■ **What you need to do**
Take the line that has "Read this page and output its text content." in it and every line after it to the end of the entries, and reproduce them exactly.

■ **Information supplied**
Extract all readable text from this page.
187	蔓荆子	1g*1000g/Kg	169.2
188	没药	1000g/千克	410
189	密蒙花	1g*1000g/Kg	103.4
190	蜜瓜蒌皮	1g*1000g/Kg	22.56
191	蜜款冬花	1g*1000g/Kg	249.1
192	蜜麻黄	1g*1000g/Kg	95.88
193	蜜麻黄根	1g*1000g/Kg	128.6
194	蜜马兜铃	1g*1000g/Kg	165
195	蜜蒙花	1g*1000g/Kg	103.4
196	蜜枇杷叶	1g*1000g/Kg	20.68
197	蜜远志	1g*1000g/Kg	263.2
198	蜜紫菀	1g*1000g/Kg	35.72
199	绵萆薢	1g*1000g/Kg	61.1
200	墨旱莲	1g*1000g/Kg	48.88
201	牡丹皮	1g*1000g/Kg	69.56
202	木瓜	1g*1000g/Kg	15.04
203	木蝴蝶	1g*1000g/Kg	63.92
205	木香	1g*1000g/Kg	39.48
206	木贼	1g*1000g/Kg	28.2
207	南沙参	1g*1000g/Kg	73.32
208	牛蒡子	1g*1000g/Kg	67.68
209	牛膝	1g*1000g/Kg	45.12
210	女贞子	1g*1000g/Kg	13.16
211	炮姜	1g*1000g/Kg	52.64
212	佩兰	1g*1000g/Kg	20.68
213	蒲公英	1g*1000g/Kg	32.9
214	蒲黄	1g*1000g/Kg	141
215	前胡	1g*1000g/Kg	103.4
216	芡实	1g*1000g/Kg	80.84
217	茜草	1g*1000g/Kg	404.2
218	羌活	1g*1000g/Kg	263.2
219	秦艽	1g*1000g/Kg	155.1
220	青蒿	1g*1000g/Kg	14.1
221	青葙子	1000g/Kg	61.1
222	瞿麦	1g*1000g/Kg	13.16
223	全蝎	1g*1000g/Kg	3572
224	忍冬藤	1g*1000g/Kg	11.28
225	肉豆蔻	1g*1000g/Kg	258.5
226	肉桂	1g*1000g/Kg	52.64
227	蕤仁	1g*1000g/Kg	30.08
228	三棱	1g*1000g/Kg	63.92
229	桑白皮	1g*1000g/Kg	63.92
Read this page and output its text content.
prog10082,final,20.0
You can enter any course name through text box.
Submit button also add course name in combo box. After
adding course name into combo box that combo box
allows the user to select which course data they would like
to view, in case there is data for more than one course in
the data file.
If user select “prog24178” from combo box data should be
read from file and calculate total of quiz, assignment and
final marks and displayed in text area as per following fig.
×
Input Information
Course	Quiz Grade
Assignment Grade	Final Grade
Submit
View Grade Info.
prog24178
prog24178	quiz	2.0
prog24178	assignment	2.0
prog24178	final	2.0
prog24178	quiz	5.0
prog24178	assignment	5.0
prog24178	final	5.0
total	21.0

■ **Expected answer**
Read this page and output its text content.
prog10082,final,20.0
You can enter any course name through text box.
Submit button also add course name in combo box. After
adding course name into combo box that combo box
allows the user to select which course data they would like
to view, in case there is data for more than one course in
the data file.
If user select “prog24178” from combo box data should be
read from file and calculate total of quiz, assignment and
final marks and displayed in text area as per following fig.
×
Input Information
Course	Quiz Grade
Assignment Grade	Final Grade
Submit
View Grade Info.
prog24178
prog24178	quiz	2.0
prog24178	assignment	2.0
prog24178	final	2.0
prog24178	quiz	5.0
prog24178	assignment	5.0
prog24178	final	5.0
total	21.0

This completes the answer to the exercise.